### Data shown
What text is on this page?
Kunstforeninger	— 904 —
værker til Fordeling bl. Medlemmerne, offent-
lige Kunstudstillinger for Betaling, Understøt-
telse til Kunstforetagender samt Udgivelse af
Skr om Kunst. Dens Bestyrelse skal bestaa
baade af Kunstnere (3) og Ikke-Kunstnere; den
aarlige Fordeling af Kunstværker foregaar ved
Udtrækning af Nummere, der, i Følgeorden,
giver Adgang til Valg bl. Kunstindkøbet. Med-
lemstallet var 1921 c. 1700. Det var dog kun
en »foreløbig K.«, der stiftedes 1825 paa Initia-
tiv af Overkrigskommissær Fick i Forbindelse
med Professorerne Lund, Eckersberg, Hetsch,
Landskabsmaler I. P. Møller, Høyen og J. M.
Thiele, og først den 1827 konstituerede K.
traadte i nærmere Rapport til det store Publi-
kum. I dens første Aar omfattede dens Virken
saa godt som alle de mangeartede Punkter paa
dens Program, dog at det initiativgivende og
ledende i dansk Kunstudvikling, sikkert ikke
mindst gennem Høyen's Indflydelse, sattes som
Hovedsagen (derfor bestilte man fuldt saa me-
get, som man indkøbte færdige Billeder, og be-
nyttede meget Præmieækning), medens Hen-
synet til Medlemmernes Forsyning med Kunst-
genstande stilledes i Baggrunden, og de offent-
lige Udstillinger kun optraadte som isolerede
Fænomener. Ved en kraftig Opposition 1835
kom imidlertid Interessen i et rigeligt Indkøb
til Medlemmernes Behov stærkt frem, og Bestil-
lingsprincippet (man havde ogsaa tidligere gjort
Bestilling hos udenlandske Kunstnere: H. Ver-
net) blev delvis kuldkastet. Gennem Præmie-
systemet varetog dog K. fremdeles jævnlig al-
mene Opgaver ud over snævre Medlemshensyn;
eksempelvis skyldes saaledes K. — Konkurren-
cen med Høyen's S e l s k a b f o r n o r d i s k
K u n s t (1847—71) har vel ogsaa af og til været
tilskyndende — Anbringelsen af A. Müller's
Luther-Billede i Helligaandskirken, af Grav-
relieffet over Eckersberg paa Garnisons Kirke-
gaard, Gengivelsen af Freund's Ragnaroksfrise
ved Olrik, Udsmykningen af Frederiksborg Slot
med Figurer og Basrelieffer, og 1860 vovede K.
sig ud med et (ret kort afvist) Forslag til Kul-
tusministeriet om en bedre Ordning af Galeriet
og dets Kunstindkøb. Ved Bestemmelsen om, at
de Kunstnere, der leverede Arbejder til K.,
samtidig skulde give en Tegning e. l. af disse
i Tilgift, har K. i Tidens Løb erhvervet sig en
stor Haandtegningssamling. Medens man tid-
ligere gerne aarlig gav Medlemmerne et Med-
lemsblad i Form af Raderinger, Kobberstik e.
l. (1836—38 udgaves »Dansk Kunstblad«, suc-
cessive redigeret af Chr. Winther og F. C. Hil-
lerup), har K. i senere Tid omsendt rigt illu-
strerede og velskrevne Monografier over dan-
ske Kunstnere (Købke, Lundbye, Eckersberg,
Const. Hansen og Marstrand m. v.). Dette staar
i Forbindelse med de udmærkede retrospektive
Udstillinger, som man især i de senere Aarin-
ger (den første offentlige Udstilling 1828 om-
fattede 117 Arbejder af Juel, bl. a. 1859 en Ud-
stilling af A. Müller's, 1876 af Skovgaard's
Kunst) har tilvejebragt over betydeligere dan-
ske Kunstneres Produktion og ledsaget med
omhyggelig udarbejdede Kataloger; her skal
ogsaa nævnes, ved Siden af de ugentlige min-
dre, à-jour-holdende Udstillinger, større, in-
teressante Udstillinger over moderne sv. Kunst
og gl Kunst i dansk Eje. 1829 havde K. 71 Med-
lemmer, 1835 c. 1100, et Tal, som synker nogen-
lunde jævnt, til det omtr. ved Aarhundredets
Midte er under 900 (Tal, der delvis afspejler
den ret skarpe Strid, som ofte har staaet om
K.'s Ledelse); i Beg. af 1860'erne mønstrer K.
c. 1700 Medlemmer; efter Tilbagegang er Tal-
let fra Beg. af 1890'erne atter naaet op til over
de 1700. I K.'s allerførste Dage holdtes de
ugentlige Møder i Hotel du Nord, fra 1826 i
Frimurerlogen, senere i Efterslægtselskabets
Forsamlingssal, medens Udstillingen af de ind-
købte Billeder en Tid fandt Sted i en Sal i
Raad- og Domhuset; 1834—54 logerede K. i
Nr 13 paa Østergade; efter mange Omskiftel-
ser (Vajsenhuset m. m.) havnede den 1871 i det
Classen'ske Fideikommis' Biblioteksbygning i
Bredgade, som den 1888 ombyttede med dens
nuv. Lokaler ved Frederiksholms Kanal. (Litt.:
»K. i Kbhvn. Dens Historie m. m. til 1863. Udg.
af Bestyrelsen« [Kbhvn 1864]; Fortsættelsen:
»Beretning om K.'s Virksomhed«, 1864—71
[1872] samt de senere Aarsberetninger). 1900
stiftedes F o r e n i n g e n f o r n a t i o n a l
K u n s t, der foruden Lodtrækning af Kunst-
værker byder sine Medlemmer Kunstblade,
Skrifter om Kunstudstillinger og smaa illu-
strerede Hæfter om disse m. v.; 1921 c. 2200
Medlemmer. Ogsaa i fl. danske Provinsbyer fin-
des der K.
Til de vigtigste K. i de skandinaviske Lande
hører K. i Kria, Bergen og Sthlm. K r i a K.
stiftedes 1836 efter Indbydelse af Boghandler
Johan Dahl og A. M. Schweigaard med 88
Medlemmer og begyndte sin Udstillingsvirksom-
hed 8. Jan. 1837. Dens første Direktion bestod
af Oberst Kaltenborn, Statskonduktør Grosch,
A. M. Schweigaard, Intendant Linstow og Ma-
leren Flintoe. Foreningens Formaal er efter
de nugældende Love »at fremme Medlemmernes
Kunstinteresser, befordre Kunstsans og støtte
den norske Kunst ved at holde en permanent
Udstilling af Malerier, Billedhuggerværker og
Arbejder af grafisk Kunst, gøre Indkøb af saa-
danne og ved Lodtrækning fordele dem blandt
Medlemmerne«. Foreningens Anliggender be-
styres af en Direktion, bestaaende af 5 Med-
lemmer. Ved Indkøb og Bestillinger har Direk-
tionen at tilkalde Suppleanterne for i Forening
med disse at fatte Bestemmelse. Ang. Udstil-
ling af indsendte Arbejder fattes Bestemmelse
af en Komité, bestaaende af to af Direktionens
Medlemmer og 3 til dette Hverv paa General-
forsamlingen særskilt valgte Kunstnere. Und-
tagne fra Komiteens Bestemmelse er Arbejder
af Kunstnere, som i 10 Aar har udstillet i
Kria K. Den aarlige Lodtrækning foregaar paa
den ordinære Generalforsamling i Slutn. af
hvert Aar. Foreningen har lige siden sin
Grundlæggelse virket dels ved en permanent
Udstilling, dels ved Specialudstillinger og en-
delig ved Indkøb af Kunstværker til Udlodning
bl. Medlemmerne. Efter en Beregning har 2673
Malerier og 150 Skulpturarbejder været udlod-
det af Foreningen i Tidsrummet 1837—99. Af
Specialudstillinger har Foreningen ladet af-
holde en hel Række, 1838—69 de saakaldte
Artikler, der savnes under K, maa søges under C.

### Your objective
Using the entries above, return each line that includes the word "skal".

### Problem solution
Skr om Kunst. Dens Bestyrelse skal bestaa
omhyggelig udarbejdede Kataloger; her skal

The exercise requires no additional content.